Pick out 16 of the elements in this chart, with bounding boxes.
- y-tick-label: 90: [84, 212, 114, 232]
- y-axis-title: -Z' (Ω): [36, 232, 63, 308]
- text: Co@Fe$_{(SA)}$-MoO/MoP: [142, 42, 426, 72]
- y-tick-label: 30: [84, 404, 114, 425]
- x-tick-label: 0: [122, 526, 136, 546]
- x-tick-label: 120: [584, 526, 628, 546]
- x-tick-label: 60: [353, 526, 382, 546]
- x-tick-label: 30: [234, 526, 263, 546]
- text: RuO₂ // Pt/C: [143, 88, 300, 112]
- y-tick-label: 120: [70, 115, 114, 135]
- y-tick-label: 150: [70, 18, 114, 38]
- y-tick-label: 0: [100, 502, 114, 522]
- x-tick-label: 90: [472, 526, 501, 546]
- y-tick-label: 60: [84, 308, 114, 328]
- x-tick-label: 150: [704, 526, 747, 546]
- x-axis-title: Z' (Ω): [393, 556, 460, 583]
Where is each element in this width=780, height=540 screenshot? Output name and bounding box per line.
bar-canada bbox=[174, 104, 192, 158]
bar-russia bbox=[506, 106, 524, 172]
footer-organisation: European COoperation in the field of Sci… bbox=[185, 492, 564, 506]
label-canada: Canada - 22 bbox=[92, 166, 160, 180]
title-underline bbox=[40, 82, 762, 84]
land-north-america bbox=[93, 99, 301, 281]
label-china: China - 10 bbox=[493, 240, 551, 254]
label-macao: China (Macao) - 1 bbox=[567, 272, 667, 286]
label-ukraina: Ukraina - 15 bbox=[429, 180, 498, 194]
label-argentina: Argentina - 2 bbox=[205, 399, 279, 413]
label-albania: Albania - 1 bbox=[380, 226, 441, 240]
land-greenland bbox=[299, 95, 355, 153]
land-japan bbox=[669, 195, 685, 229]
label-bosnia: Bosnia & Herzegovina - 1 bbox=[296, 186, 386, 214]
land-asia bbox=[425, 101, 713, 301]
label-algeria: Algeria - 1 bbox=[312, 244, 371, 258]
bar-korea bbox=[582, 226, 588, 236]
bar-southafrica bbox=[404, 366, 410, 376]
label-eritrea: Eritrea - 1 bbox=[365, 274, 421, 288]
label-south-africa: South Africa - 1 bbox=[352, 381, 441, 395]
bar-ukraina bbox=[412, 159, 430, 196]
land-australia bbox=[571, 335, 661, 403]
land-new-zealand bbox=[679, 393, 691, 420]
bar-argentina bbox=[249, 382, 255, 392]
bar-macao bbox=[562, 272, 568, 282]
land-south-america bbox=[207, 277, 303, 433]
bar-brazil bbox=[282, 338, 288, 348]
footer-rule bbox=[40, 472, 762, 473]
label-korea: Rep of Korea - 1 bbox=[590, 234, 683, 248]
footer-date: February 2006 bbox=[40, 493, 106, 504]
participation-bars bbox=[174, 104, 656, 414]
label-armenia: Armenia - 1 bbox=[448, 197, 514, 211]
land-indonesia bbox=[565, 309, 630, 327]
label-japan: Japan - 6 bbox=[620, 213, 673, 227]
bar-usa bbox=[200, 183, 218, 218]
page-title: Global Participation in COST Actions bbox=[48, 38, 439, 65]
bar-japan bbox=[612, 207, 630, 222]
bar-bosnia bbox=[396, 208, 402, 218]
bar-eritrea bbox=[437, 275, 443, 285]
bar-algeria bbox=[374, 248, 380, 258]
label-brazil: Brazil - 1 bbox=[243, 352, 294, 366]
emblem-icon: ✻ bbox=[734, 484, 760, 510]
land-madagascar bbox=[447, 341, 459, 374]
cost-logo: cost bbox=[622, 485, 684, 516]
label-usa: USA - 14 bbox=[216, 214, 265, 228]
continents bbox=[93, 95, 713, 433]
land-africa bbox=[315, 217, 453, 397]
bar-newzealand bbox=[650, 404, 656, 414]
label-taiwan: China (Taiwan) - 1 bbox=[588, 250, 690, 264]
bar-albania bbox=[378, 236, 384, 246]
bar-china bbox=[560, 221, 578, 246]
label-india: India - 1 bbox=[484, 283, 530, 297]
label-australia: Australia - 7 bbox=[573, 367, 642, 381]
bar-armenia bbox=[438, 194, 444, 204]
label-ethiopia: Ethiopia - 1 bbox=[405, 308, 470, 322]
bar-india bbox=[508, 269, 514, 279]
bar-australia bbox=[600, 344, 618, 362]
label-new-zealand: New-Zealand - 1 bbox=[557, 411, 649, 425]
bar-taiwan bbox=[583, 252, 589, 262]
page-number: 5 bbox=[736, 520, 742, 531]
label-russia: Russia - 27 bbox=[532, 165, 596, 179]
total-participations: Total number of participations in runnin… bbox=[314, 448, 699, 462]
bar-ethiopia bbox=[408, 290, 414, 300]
------------------------------------------------
_Exercise goal_. Reproduce every line of both records above without altering a single character.

_Finished exercise_.
Pick out 16 of the elements in this chart, with bounding boxes.
- y-tick-label: 90: [84, 212, 114, 232]
- y-axis-title: -Z' (Ω): [36, 232, 63, 308]
- text: Co@Fe$_{(SA)}$-MoO/MoP: [142, 42, 426, 72]
- y-tick-label: 30: [84, 404, 114, 425]
- x-tick-label: 0: [122, 526, 136, 546]
- x-tick-label: 120: [584, 526, 628, 546]
- x-tick-label: 60: [353, 526, 382, 546]
- x-tick-label: 30: [234, 526, 263, 546]
- text: RuO₂ // Pt/C: [143, 88, 300, 112]
- y-tick-label: 120: [70, 115, 114, 135]
- y-tick-label: 150: [70, 18, 114, 38]
- y-tick-label: 0: [100, 502, 114, 522]
- x-tick-label: 90: [472, 526, 501, 546]
- y-tick-label: 60: [84, 308, 114, 328]
- x-tick-label: 150: [704, 526, 747, 546]
- x-axis-title: Z' (Ω): [393, 556, 460, 583]
Where is each element in this width=780, height=540 screenshot? Output name and bounding box per line.
bar-canada bbox=[174, 104, 192, 158]
bar-russia bbox=[506, 106, 524, 172]
footer-organisation: European COoperation in the field of Sci… bbox=[185, 492, 564, 506]
label-canada: Canada - 22 bbox=[92, 166, 160, 180]
title-underline bbox=[40, 82, 762, 84]
land-north-america bbox=[93, 99, 301, 281]
label-china: China - 10 bbox=[493, 240, 551, 254]
label-macao: China (Macao) - 1 bbox=[567, 272, 667, 286]
label-ukraina: Ukraina - 15 bbox=[429, 180, 498, 194]
label-argentina: Argentina - 2 bbox=[205, 399, 279, 413]
label-albania: Albania - 1 bbox=[380, 226, 441, 240]
land-greenland bbox=[299, 95, 355, 153]
land-japan bbox=[669, 195, 685, 229]
label-bosnia: Bosnia & Herzegovina - 1 bbox=[296, 186, 386, 214]
land-asia bbox=[425, 101, 713, 301]
label-algeria: Algeria - 1 bbox=[312, 244, 371, 258]
bar-korea bbox=[582, 226, 588, 236]
bar-southafrica bbox=[404, 366, 410, 376]
label-eritrea: Eritrea - 1 bbox=[365, 274, 421, 288]
label-south-africa: South Africa - 1 bbox=[352, 381, 441, 395]
bar-ukraina bbox=[412, 159, 430, 196]
land-australia bbox=[571, 335, 661, 403]
land-new-zealand bbox=[679, 393, 691, 420]
bar-argentina bbox=[249, 382, 255, 392]
bar-macao bbox=[562, 272, 568, 282]
land-south-america bbox=[207, 277, 303, 433]
bar-brazil bbox=[282, 338, 288, 348]
footer-rule bbox=[40, 472, 762, 473]
label-korea: Rep of Korea - 1 bbox=[590, 234, 683, 248]
footer-date: February 2006 bbox=[40, 493, 106, 504]
participation-bars bbox=[174, 104, 656, 414]
label-armenia: Armenia - 1 bbox=[448, 197, 514, 211]
land-indonesia bbox=[565, 309, 630, 327]
label-japan: Japan - 6 bbox=[620, 213, 673, 227]
bar-usa bbox=[200, 183, 218, 218]
page-title: Global Participation in COST Actions bbox=[48, 38, 439, 65]
bar-japan bbox=[612, 207, 630, 222]
bar-bosnia bbox=[396, 208, 402, 218]
bar-eritrea bbox=[437, 275, 443, 285]
bar-algeria bbox=[374, 248, 380, 258]
label-brazil: Brazil - 1 bbox=[243, 352, 294, 366]
emblem-icon: ✻ bbox=[734, 484, 760, 510]
land-madagascar bbox=[447, 341, 459, 374]
cost-logo: cost bbox=[622, 485, 684, 516]
label-usa: USA - 14 bbox=[216, 214, 265, 228]
continents bbox=[93, 95, 713, 433]
land-africa bbox=[315, 217, 453, 397]
bar-newzealand bbox=[650, 404, 656, 414]
label-taiwan: China (Taiwan) - 1 bbox=[588, 250, 690, 264]
bar-albania bbox=[378, 236, 384, 246]
bar-china bbox=[560, 221, 578, 246]
label-india: India - 1 bbox=[484, 283, 530, 297]
label-australia: Australia - 7 bbox=[573, 367, 642, 381]
bar-armenia bbox=[438, 194, 444, 204]
label-ethiopia: Ethiopia - 1 bbox=[405, 308, 470, 322]
bar-india bbox=[508, 269, 514, 279]
bar-australia bbox=[600, 344, 618, 362]
label-new-zealand: New-Zealand - 1 bbox=[557, 411, 649, 425]
bar-taiwan bbox=[583, 252, 589, 262]
page-number: 5 bbox=[736, 520, 742, 531]
label-russia: Russia - 27 bbox=[532, 165, 596, 179]
total-participations: Total number of participations in runnin… bbox=[314, 448, 699, 462]
bar-ethiopia bbox=[408, 290, 414, 300]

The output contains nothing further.